### JOB
Please pick out every line in the records that contains the string "clipboard" and copy those lines.
-*-*-
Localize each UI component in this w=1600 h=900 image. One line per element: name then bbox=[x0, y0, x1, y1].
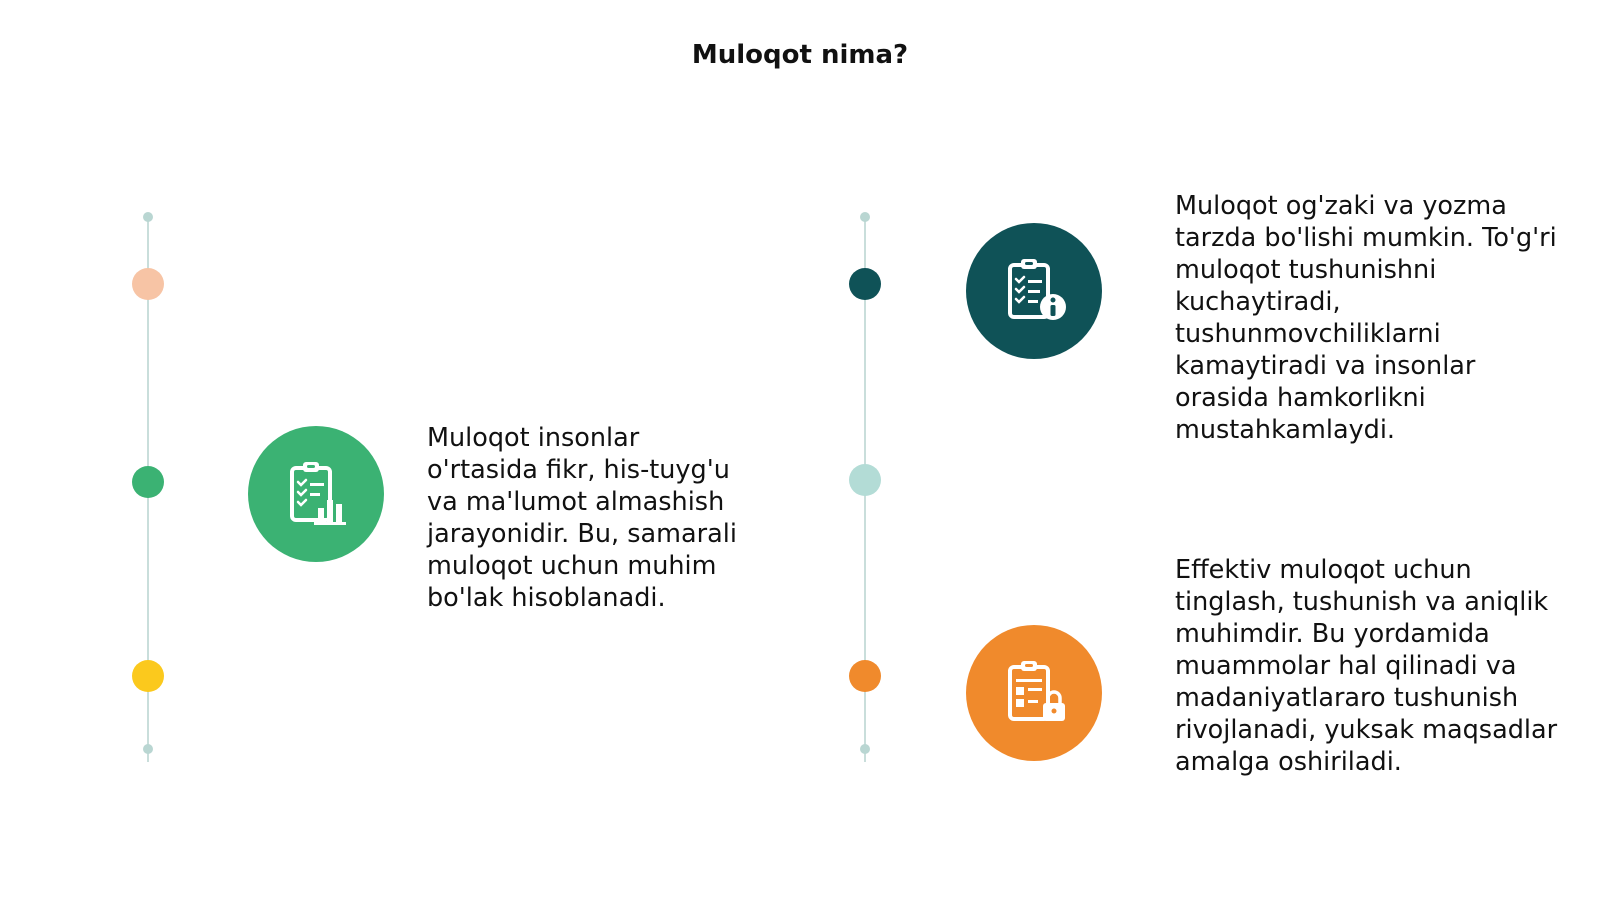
item-3-icon-circle bbox=[966, 625, 1102, 761]
timeline-cap-top bbox=[143, 212, 153, 222]
timeline-dot-light-teal bbox=[849, 464, 881, 496]
item-1-text: Muloqot insonlar o'rtasida fikr, his-tuy… bbox=[427, 423, 737, 613]
timeline-cap-bottom bbox=[860, 744, 870, 754]
timeline-dot-peach bbox=[132, 268, 164, 300]
timeline-dot-green bbox=[132, 466, 164, 498]
clipboard-info-icon bbox=[1008, 259, 1066, 320]
item-3-text: Effektiv muloqot uchun tinglash, tushuni… bbox=[1175, 555, 1558, 777]
timeline-cap-bottom bbox=[143, 744, 153, 754]
timeline-cap-top bbox=[860, 212, 870, 222]
item-2-text: Muloqot og'zaki va yozma tarzda bo'lishi… bbox=[1175, 191, 1557, 445]
clipboard-chart-icon bbox=[290, 462, 346, 525]
page-title: Muloqot nima? bbox=[691, 40, 909, 70]
timeline-left bbox=[132, 212, 164, 766]
item-2-icon-circle bbox=[966, 223, 1102, 359]
timeline-dot-dark-teal bbox=[849, 268, 881, 300]
timeline-dot-yellow bbox=[132, 660, 164, 692]
timeline-right bbox=[849, 212, 881, 766]
timeline-dot-orange bbox=[849, 660, 881, 692]
item-1-icon-circle bbox=[248, 426, 384, 562]
clipboard-lock-icon bbox=[1008, 661, 1065, 721]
-*-*-
### ANSWER TO THIS TASK
clipboard-info-icon bbox=[1008, 259, 1066, 320]
clipboard-chart-icon bbox=[290, 462, 346, 525]
clipboard-lock-icon bbox=[1008, 661, 1065, 721]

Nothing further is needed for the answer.